Do this: Below are the records. Count the lines containing the string "Cura", and reply with the number alone.

Records for processing:
=======
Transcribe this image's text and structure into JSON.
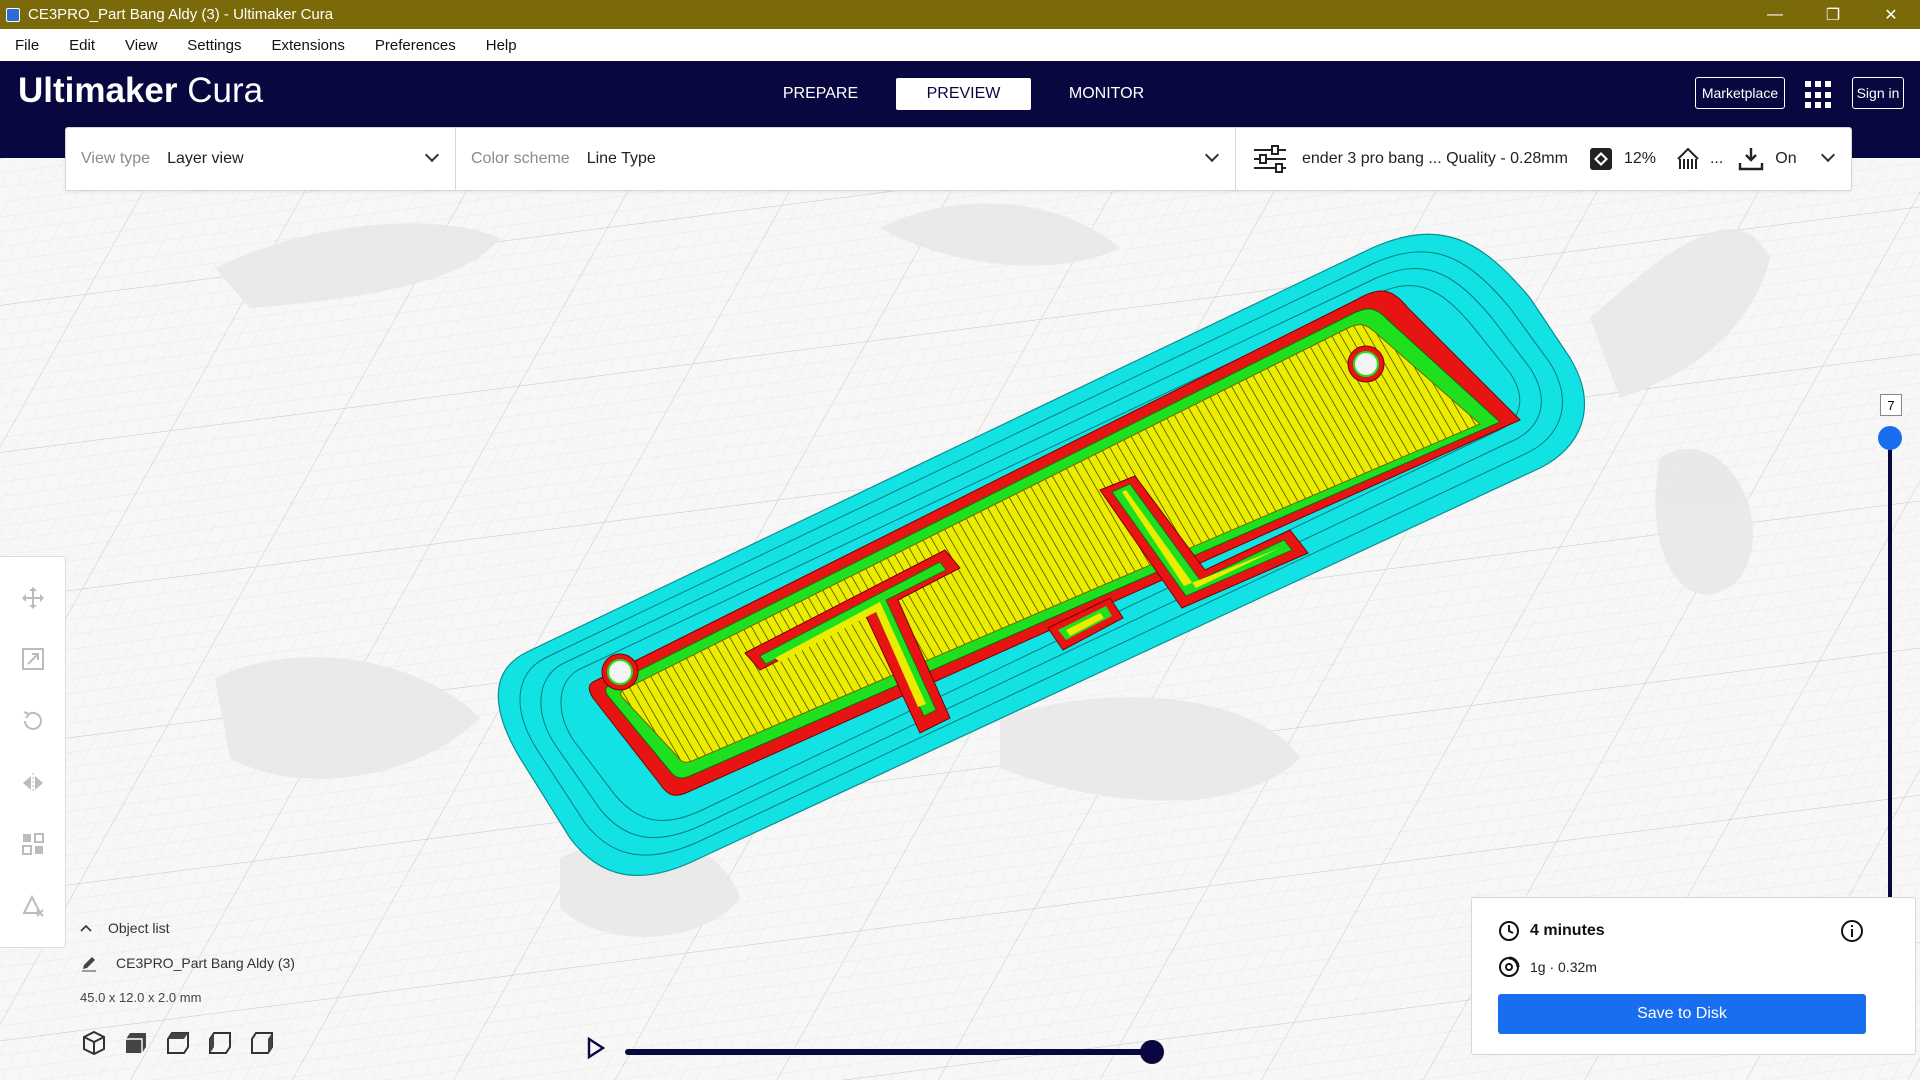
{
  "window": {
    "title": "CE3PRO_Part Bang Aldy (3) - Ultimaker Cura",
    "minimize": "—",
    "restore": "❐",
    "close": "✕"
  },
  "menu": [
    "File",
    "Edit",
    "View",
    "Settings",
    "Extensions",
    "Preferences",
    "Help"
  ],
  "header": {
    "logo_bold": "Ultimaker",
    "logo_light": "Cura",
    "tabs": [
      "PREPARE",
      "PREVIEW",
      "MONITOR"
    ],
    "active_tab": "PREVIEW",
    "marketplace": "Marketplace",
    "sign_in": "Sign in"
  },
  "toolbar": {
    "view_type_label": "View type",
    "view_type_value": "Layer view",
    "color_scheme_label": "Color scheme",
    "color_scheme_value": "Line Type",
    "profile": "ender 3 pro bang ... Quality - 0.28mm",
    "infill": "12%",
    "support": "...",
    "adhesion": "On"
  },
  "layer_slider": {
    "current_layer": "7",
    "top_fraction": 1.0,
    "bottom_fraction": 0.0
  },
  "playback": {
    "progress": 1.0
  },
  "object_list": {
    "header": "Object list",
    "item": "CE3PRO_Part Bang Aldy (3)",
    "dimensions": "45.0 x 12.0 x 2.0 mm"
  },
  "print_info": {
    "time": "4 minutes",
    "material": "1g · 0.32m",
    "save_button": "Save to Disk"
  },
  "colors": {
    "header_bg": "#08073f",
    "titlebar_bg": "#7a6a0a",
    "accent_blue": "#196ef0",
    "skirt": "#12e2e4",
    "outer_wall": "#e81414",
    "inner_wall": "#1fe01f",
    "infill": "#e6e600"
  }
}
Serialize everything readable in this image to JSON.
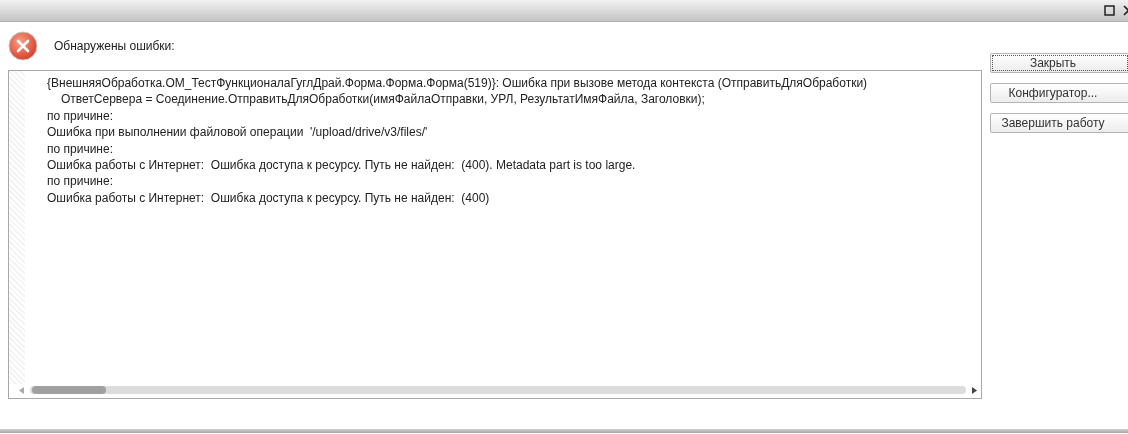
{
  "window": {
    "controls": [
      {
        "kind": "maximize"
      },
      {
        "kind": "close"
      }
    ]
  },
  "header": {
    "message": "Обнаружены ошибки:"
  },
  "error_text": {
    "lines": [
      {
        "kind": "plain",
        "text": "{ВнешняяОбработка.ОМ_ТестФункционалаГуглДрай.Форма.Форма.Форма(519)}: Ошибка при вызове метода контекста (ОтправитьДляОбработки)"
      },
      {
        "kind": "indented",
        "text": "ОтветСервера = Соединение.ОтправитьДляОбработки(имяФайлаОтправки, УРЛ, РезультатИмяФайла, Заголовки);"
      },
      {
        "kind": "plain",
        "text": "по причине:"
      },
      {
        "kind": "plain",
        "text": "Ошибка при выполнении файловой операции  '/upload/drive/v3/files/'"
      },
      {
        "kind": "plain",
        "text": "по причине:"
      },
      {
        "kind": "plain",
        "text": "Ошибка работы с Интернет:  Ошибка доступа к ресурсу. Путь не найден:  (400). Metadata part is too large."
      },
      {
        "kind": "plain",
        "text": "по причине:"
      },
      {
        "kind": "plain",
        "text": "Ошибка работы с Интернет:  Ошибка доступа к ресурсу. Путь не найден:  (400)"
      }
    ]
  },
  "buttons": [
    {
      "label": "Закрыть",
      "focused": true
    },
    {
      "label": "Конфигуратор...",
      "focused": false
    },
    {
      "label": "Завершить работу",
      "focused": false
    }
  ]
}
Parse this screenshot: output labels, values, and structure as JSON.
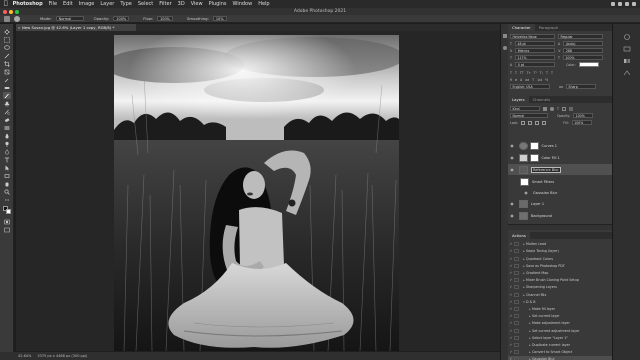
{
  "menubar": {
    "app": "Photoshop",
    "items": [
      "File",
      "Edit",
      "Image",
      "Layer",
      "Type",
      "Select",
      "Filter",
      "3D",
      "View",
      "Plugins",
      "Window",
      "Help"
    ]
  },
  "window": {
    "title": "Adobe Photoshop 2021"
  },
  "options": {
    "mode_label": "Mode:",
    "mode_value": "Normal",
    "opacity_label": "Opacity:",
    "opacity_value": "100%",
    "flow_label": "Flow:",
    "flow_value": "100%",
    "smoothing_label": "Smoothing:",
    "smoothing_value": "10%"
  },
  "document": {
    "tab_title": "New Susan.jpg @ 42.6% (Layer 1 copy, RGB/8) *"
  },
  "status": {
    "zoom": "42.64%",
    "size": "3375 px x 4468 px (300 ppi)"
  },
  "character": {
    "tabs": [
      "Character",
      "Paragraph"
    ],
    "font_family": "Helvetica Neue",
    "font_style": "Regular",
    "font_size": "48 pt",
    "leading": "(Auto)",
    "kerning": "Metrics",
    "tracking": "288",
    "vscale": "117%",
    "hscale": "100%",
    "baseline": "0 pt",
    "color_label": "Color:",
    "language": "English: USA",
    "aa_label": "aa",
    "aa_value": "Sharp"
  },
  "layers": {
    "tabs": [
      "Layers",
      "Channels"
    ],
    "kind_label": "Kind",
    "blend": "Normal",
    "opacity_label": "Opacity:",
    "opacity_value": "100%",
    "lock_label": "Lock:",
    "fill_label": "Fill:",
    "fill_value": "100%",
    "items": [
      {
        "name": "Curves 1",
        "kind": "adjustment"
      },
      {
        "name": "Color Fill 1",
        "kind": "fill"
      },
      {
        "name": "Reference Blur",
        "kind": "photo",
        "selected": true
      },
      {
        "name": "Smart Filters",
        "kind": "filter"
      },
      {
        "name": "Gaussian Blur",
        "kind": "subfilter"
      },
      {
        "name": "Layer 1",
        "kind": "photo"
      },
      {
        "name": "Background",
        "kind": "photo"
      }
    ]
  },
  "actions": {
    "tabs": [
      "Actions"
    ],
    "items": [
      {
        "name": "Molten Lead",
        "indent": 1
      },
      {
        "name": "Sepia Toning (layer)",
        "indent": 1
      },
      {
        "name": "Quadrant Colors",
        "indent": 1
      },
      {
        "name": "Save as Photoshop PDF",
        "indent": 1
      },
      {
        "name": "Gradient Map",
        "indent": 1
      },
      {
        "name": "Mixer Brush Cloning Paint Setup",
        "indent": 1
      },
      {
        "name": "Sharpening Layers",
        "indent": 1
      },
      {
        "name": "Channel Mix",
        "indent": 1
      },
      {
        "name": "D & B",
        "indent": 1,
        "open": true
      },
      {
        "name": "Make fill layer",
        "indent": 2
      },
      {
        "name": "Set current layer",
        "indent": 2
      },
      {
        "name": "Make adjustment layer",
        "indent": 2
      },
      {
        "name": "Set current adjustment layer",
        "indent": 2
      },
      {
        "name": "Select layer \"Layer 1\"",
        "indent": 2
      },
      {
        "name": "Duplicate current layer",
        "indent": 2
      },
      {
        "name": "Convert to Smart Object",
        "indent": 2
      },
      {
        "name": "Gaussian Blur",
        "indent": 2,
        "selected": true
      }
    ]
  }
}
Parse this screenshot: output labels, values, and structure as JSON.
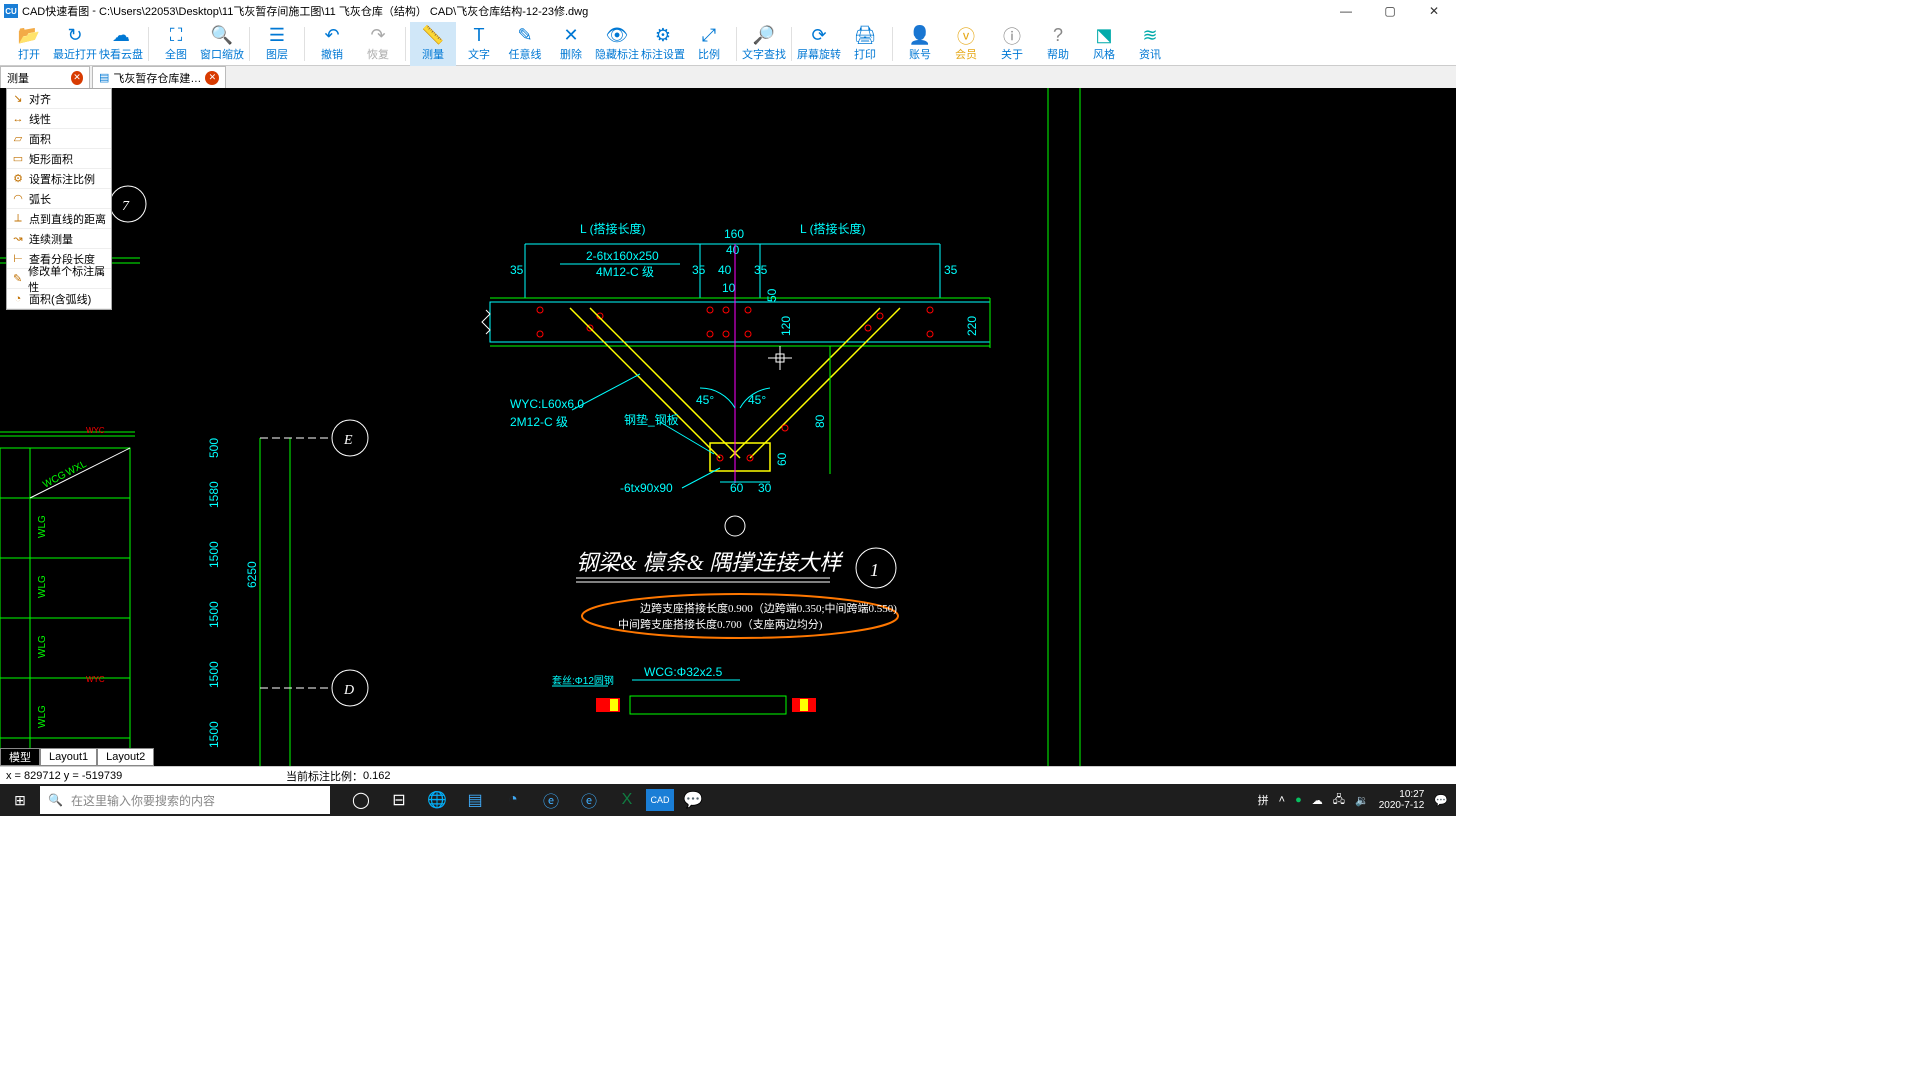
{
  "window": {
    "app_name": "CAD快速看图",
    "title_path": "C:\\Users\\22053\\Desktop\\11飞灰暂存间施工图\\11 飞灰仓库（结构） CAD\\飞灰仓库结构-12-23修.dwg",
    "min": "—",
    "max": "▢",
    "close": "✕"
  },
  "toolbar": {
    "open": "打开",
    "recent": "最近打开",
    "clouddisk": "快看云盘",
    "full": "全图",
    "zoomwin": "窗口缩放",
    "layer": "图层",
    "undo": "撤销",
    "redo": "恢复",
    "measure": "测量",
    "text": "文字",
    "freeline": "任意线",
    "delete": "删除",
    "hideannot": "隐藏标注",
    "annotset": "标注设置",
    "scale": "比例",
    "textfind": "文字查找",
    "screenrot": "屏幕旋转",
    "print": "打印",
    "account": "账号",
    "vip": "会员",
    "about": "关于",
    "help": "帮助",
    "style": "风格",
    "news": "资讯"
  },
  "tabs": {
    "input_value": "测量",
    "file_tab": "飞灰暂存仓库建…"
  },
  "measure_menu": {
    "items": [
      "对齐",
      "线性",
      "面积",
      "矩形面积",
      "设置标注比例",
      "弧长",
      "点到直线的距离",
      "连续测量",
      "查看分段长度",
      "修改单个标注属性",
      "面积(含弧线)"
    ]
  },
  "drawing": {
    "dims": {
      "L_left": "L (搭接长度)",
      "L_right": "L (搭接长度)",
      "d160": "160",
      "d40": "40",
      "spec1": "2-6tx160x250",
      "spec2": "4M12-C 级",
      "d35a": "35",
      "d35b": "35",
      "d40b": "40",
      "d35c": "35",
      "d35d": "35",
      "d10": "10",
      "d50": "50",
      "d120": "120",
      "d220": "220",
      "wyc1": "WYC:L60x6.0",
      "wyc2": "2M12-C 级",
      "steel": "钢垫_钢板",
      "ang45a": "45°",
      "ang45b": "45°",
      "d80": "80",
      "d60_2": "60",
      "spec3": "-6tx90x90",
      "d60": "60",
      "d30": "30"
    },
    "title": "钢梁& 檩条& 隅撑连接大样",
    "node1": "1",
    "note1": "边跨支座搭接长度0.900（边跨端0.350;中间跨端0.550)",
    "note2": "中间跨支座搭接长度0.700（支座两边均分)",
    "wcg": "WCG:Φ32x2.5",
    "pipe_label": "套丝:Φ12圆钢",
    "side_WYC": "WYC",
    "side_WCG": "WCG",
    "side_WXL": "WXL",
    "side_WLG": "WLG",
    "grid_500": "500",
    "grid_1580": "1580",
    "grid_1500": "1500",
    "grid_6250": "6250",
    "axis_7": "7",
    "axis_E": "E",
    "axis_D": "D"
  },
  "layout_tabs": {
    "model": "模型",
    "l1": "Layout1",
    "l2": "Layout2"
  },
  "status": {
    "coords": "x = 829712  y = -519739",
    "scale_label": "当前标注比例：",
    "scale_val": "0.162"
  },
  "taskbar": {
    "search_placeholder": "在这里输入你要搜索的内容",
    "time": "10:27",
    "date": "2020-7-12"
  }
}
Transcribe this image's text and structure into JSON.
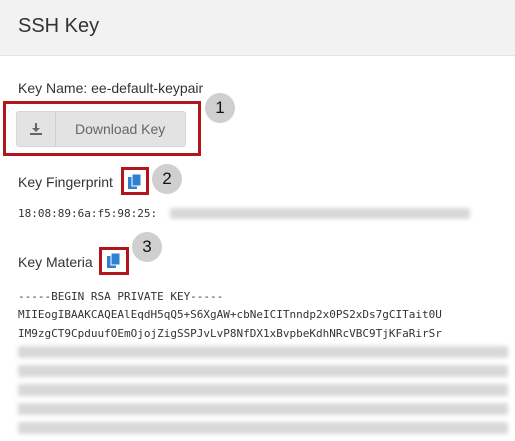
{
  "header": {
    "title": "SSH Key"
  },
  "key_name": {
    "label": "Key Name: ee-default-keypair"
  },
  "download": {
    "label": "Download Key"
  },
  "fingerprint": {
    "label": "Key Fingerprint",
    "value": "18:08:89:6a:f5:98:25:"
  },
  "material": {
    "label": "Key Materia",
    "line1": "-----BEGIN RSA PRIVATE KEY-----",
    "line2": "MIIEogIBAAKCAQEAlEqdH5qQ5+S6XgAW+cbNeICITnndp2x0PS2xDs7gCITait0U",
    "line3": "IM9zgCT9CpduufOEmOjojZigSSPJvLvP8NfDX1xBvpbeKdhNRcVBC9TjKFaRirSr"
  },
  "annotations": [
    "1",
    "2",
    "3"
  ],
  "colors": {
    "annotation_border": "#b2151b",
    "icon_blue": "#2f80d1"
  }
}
=======
Task answer: 2